(Collected data)

"""

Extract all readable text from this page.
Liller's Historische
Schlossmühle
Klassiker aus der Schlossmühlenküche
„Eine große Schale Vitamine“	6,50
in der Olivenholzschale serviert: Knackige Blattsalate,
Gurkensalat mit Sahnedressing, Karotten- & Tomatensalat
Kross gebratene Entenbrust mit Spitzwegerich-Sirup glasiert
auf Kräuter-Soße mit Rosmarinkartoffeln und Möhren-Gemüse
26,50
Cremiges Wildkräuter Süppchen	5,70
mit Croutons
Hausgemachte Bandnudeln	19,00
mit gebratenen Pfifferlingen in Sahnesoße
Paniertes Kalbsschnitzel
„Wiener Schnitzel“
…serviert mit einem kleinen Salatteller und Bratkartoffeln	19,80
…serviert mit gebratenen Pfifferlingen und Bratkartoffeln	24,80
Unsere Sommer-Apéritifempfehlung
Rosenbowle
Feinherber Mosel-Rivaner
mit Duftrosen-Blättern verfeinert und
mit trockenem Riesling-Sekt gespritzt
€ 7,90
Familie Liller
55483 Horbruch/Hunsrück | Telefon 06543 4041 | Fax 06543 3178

"""

List all lines from the entries that include the word "Liller".

- [Complete answer]:
Liller's Historische
Familie Liller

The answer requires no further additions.